▸ **To do**:
Give every line from the entries that contains "Moisture".

[Figure collection entries]

┄┄┄┄┄┄

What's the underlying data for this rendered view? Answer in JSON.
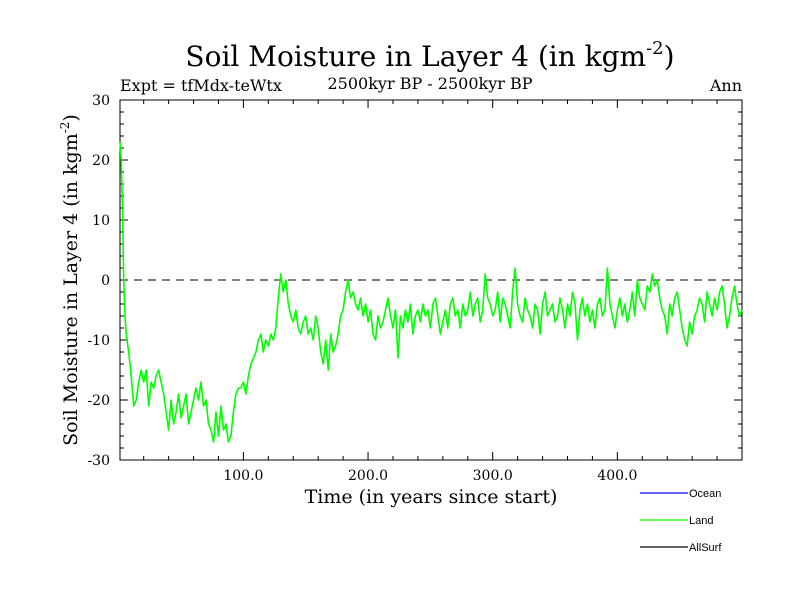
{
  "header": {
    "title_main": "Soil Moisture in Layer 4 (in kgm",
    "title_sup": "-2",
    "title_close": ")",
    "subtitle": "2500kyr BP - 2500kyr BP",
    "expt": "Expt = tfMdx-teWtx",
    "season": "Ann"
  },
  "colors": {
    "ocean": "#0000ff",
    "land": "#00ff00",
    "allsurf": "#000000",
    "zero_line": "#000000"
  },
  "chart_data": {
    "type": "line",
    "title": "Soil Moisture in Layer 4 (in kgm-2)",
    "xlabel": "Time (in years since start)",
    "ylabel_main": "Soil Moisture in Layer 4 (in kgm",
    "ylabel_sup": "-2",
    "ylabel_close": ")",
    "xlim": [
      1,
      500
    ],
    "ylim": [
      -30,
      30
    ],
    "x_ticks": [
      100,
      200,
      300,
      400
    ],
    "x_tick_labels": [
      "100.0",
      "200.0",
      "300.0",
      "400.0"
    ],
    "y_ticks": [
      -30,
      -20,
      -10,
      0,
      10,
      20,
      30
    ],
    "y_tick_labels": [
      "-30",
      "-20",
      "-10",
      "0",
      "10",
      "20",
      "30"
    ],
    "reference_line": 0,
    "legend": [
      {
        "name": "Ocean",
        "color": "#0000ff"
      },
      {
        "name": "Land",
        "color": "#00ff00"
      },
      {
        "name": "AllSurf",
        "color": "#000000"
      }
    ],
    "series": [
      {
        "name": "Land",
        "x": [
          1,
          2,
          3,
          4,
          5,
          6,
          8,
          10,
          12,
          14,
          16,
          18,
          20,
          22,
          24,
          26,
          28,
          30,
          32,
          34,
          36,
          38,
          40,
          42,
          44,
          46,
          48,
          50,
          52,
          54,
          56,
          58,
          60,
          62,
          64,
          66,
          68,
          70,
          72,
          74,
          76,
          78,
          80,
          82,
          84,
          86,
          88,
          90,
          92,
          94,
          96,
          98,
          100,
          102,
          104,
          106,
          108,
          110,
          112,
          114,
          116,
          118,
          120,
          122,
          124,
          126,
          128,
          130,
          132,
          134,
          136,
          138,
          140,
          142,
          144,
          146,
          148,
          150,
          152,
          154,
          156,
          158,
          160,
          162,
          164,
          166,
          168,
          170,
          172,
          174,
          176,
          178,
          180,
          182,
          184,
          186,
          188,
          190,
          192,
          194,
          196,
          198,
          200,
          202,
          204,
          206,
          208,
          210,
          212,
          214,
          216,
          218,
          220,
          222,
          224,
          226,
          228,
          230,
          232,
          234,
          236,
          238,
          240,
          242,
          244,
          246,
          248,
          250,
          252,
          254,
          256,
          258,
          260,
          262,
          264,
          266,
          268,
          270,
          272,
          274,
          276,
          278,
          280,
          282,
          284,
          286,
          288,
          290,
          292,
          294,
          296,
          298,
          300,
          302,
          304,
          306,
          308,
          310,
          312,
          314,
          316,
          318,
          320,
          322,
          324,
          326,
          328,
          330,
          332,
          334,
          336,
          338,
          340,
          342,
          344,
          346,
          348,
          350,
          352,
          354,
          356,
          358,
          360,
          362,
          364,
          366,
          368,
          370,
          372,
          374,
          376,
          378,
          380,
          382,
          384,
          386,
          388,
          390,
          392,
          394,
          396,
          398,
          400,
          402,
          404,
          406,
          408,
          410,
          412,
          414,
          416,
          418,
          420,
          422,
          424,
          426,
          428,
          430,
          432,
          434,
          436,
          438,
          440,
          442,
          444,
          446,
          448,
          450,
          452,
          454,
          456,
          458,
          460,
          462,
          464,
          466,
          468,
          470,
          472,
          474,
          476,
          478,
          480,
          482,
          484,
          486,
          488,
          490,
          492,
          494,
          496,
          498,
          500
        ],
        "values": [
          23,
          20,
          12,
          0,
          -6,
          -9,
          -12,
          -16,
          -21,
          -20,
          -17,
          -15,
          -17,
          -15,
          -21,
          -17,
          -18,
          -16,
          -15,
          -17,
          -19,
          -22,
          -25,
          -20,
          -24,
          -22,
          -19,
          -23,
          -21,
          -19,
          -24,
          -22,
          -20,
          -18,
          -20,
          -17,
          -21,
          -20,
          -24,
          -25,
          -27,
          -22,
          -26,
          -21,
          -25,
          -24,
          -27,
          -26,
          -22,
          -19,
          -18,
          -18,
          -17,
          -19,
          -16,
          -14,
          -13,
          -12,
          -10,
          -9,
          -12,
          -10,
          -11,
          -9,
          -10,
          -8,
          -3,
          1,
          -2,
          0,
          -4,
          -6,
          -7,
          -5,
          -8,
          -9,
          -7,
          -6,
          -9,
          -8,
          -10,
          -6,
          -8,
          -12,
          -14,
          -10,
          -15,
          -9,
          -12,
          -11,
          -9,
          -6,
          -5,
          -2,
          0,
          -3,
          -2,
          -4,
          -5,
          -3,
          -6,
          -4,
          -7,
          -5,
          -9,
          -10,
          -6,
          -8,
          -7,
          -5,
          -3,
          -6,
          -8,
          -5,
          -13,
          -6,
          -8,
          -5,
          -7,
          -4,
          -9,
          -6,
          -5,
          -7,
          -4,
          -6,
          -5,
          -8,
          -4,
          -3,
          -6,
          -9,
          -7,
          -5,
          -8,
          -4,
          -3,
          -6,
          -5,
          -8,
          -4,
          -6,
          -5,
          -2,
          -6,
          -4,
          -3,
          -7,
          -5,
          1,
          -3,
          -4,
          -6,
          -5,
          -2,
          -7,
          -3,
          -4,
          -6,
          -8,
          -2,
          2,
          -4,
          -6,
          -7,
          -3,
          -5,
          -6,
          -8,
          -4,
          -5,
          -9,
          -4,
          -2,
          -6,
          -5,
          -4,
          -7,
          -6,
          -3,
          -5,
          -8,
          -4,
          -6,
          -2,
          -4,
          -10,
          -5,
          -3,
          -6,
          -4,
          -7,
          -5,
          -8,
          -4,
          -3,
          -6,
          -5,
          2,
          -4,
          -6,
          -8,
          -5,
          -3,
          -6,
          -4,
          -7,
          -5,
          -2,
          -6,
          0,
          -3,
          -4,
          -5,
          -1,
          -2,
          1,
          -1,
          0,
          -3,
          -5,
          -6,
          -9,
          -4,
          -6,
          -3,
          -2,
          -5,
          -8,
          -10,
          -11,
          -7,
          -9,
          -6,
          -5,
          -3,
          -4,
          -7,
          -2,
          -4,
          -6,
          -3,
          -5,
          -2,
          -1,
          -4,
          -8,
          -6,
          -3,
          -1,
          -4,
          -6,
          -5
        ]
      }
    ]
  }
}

┄┄┄┄┄┄

▸ **Solution to this exercise**:
    "title_main": "Soil Moisture in Layer 4 (in kgm",
    "title": "Soil Moisture in Layer 4 (in kgm-2)",
    "ylabel_main": "Soil Moisture in Layer 4 (in kgm",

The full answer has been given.